Faça o seguinte.
- A) Segundo o texto sobre as visitas, como são vistas as visitas?
- B) Reescreva o trecho do texto sobre as visitas que vai de "É assim que" até "visitou, escolheu estar.", trocando "consciente" por "pensada".
- C) Continue o texto sobre as visitas a partir do ponto em que termina.

Excerto para ler.
Nestes últimos tempos, tenho recebido a visita de pessoas que me são queridas. Tiraram um bocadinho do tempo delas para estarmos juntas, conversarmos, simplesmente partilharmos presença.
E sabes que mais? Foi como se me tivessem perguntado:
“Queres ser abraçada hoje?”
Porque esse gesto, por mais simples que pareça, enche-me o coração.
É assim que eu vejo as visitas: como uma escolha consciente. Usar o tempo com alguém, em vez de o gastar em mil outras atividades possíveis, necessárias ou até merecidas.
Quem me visitou, escolheu estar.
Tirou tempo — talvez de outras prioridades — para o gastar comigo.
E que presente isso foi.
Curiosamente, no início da semana, fui eu quem fez o mesmo. Visitei uma amiga, com outra amiga. E também soube bem. Também me fez bem.

Dados fornecidos.
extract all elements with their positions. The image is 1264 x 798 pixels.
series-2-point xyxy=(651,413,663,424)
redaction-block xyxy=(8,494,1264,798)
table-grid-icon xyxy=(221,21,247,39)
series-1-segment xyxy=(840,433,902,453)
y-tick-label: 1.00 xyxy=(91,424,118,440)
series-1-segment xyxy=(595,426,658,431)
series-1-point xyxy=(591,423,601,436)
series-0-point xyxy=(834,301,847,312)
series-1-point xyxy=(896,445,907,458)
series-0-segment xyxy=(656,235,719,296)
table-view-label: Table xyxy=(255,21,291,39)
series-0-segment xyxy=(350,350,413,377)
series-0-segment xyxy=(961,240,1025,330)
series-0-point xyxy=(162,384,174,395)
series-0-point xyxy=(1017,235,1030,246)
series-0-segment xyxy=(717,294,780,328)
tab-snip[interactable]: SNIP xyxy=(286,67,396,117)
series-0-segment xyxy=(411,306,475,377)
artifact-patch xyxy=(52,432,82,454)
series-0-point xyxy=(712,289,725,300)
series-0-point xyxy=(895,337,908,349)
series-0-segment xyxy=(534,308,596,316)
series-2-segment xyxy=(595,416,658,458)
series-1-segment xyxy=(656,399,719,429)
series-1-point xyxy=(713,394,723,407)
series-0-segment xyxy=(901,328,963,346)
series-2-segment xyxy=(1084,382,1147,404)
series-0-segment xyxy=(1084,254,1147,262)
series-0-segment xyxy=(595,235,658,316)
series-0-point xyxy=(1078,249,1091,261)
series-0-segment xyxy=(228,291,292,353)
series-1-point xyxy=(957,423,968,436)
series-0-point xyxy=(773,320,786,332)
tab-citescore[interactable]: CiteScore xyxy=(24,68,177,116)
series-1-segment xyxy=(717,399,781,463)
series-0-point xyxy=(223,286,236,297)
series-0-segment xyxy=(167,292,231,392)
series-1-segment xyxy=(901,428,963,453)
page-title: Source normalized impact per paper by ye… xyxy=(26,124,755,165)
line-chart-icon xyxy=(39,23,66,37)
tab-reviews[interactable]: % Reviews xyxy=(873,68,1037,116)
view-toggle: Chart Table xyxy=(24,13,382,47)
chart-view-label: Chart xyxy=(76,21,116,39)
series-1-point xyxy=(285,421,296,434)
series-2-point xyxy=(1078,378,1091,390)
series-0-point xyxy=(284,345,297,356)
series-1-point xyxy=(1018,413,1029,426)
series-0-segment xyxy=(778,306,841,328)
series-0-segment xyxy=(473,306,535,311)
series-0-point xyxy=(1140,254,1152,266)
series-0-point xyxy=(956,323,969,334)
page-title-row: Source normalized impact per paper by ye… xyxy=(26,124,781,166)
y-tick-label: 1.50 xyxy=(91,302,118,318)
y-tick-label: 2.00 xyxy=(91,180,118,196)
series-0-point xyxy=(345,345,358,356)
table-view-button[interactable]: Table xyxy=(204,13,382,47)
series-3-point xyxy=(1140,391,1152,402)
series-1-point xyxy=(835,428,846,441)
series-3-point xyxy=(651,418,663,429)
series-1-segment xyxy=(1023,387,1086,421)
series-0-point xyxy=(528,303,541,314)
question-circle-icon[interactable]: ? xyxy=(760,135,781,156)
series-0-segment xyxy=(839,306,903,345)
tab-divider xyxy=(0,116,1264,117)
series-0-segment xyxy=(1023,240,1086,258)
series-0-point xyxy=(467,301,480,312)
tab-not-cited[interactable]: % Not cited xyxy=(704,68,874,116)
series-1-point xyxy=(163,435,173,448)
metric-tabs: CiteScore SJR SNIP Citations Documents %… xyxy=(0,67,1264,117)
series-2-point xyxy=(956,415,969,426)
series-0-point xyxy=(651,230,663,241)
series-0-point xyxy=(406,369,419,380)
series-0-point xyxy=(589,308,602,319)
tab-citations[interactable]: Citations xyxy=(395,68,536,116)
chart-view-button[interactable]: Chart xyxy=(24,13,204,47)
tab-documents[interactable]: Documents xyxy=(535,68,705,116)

Respostas por tarefa.
- A) Como uma escolha consciente.

- B)
É assim que eu vejo as visitas: como uma escolha pensada. Usar o tempo com alguém, em vez de o gastar em mil outras atividades possíveis, necessárias ou até merecidas.
Quem me visitou, escolheu estar.

- C)
No fundo, é isto: andamos a trocar pequenos gestos como se fossem grandes dádivas.
E são.
Subestimamos muito a força do que parece pequeno. Mas são esses momentos — um café, uma visita, uma conversa ao fim da tarde — que nos colam os pedaços quando andamos partidos.
São esses gestos que nos dizem, sem palavras:
“Estou aqui contigo.”
Ontem, por acaso, fechei o dia a fazer mais uma visita. Dei aquilo que tenho recebido.
E isso soube-me ainda melhor.
Porque às vezes, mais do que tudo, o que nos salva é isto:
alguém bater à nossa porta só para estar.